#### EXERCISE REQUIREMENTS
Each record below should be repeated precisely as written.
>> START DATA SUPPLIED
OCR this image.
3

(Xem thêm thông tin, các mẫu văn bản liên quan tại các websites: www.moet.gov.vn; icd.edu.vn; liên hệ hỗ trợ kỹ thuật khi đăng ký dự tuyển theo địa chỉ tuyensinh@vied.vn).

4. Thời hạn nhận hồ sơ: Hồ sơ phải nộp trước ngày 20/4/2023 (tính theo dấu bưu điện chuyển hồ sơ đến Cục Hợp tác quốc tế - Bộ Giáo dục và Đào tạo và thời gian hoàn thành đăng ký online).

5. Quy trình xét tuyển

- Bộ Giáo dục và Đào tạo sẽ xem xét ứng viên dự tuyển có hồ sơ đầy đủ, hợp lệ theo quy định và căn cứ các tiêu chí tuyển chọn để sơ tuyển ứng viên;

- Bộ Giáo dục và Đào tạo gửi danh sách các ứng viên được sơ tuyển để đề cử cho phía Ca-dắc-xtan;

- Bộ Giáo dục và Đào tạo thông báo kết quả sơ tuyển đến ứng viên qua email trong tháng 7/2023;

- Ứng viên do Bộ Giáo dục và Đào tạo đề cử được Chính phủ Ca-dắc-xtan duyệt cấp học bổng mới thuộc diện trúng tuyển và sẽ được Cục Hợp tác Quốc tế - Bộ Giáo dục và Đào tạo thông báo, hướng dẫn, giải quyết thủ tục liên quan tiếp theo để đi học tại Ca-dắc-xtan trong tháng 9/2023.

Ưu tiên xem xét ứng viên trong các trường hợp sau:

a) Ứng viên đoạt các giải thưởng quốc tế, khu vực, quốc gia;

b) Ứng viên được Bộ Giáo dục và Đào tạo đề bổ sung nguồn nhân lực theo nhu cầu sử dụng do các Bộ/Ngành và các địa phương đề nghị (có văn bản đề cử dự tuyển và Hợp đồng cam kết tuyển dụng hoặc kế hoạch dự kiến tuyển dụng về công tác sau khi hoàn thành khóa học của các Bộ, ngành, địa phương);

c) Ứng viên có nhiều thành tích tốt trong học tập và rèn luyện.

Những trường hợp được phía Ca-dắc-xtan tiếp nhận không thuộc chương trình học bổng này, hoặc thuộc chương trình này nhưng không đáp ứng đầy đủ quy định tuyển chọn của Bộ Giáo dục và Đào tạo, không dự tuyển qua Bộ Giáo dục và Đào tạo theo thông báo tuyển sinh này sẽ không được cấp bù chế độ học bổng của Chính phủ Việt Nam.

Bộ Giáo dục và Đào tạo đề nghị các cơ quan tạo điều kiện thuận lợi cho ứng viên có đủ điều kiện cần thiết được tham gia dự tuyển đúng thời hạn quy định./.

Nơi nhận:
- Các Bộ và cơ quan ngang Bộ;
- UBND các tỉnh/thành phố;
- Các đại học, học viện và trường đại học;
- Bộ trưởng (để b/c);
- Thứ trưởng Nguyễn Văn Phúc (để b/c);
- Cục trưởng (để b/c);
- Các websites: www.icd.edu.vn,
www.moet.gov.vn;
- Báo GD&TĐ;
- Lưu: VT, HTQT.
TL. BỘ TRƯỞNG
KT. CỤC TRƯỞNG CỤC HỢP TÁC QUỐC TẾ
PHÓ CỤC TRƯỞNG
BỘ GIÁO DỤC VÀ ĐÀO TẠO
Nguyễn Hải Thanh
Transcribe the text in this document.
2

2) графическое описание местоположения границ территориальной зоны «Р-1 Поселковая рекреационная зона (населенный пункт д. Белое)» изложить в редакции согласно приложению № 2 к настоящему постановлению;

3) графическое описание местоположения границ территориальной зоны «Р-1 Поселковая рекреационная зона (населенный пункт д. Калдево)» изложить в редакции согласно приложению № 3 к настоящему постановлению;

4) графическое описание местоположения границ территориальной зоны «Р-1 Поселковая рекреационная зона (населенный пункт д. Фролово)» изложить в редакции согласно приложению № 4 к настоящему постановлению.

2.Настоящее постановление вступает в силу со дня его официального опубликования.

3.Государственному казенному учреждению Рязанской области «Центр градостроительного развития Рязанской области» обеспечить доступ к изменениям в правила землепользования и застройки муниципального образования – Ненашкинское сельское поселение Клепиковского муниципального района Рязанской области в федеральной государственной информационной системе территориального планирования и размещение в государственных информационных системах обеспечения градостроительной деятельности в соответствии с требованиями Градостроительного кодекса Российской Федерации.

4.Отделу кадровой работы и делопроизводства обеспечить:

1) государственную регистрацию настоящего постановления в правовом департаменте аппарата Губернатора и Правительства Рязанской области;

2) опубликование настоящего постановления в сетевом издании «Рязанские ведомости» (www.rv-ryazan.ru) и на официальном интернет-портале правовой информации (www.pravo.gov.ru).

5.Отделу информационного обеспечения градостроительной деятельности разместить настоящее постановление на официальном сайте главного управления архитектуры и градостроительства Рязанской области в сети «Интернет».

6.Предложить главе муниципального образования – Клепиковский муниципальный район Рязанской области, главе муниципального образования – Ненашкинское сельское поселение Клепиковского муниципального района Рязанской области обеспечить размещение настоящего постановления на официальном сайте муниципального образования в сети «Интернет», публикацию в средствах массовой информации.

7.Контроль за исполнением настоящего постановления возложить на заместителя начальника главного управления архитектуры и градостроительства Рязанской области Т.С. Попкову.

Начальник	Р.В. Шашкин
>> END DATA SUPPLIED
#### RESPONSE TO THIS EXERCISE
OCR this image.
3

(Xem thêm thông tin, các mẫu văn bản liên quan tại các websites: www.moet.gov.vn; icd.edu.vn; liên hệ hỗ trợ kỹ thuật khi đăng ký dự tuyển theo địa chỉ tuyensinh@vied.vn).

4. Thời hạn nhận hồ sơ: Hồ sơ phải nộp trước ngày 20/4/2023 (tính theo dấu bưu điện chuyển hồ sơ đến Cục Hợp tác quốc tế - Bộ Giáo dục và Đào tạo và thời gian hoàn thành đăng ký online).

5. Quy trình xét tuyển

- Bộ Giáo dục và Đào tạo sẽ xem xét ứng viên dự tuyển có hồ sơ đầy đủ, hợp lệ theo quy định và căn cứ các tiêu chí tuyển chọn để sơ tuyển ứng viên;

- Bộ Giáo dục và Đào tạo gửi danh sách các ứng viên được sơ tuyển để đề cử cho phía Ca-dắc-xtan;

- Bộ Giáo dục và Đào tạo thông báo kết quả sơ tuyển đến ứng viên qua email trong tháng 7/2023;

- Ứng viên do Bộ Giáo dục và Đào tạo đề cử được Chính phủ Ca-dắc-xtan duyệt cấp học bổng mới thuộc diện trúng tuyển và sẽ được Cục Hợp tác Quốc tế - Bộ Giáo dục và Đào tạo thông báo, hướng dẫn, giải quyết thủ tục liên quan tiếp theo để đi học tại Ca-dắc-xtan trong tháng 9/2023.

Ưu tiên xem xét ứng viên trong các trường hợp sau:

a) Ứng viên đoạt các giải thưởng quốc tế, khu vực, quốc gia;

b) Ứng viên được Bộ Giáo dục và Đào tạo đề bổ sung nguồn nhân lực theo nhu cầu sử dụng do các Bộ/Ngành và các địa phương đề nghị (có văn bản đề cử dự tuyển và Hợp đồng cam kết tuyển dụng hoặc kế hoạch dự kiến tuyển dụng về công tác sau khi hoàn thành khóa học của các Bộ, ngành, địa phương);

c) Ứng viên có nhiều thành tích tốt trong học tập và rèn luyện.

Những trường hợp được phía Ca-dắc-xtan tiếp nhận không thuộc chương trình học bổng này, hoặc thuộc chương trình này nhưng không đáp ứng đầy đủ quy định tuyển chọn của Bộ Giáo dục và Đào tạo, không dự tuyển qua Bộ Giáo dục và Đào tạo theo thông báo tuyển sinh này sẽ không được cấp bù chế độ học bổng của Chính phủ Việt Nam.

Bộ Giáo dục và Đào tạo đề nghị các cơ quan tạo điều kiện thuận lợi cho ứng viên có đủ điều kiện cần thiết được tham gia dự tuyển đúng thời hạn quy định./.

Nơi nhận:
- Các Bộ và cơ quan ngang Bộ;
- UBND các tỉnh/thành phố;
- Các đại học, học viện và trường đại học;
- Bộ trưởng (để b/c);
- Thứ trưởng Nguyễn Văn Phúc (để b/c);
- Cục trưởng (để b/c);
- Các websites: www.icd.edu.vn,
www.moet.gov.vn;
- Báo GD&TĐ;
- Lưu: VT, HTQT.
TL. BỘ TRƯỞNG
KT. CỤC TRƯỞNG CỤC HỢP TÁC QUỐC TẾ
PHÓ CỤC TRƯỞNG
BỘ GIÁO DỤC VÀ ĐÀO TẠO
Nguyễn Hải Thanh
Transcribe the text in this document.
2

2) графическое описание местоположения границ территориальной зоны «Р-1 Поселковая рекреационная зона (населенный пункт д. Белое)» изложить в редакции согласно приложению № 2 к настоящему постановлению;

3) графическое описание местоположения границ территориальной зоны «Р-1 Поселковая рекреационная зона (населенный пункт д. Калдево)» изложить в редакции согласно приложению № 3 к настоящему постановлению;

4) графическое описание местоположения границ территориальной зоны «Р-1 Поселковая рекреационная зона (населенный пункт д. Фролово)» изложить в редакции согласно приложению № 4 к настоящему постановлению.

2.Настоящее постановление вступает в силу со дня его официального опубликования.

3.Государственному казенному учреждению Рязанской области «Центр градостроительного развития Рязанской области» обеспечить доступ к изменениям в правила землепользования и застройки муниципального образования – Ненашкинское сельское поселение Клепиковского муниципального района Рязанской области в федеральной государственной информационной системе территориального планирования и размещение в государственных информационных системах обеспечения градостроительной деятельности в соответствии с требованиями Градостроительного кодекса Российской Федерации.

4.Отделу кадровой работы и делопроизводства обеспечить:

1) государственную регистрацию настоящего постановления в правовом департаменте аппарата Губернатора и Правительства Рязанской области;

2) опубликование настоящего постановления в сетевом издании «Рязанские ведомости» (www.rv-ryazan.ru) и на официальном интернет-портале правовой информации (www.pravo.gov.ru).

5.Отделу информационного обеспечения градостроительной деятельности разместить настоящее постановление на официальном сайте главного управления архитектуры и градостроительства Рязанской области в сети «Интернет».

6.Предложить главе муниципального образования – Клепиковский муниципальный район Рязанской области, главе муниципального образования – Ненашкинское сельское поселение Клепиковского муниципального района Рязанской области обеспечить размещение настоящего постановления на официальном сайте муниципального образования в сети «Интернет», публикацию в средствах массовой информации.

7.Контроль за исполнением настоящего постановления возложить на заместителя начальника главного управления архитектуры и градостроительства Рязанской области Т.С. Попкову.

Начальник	Р.В. Шашкин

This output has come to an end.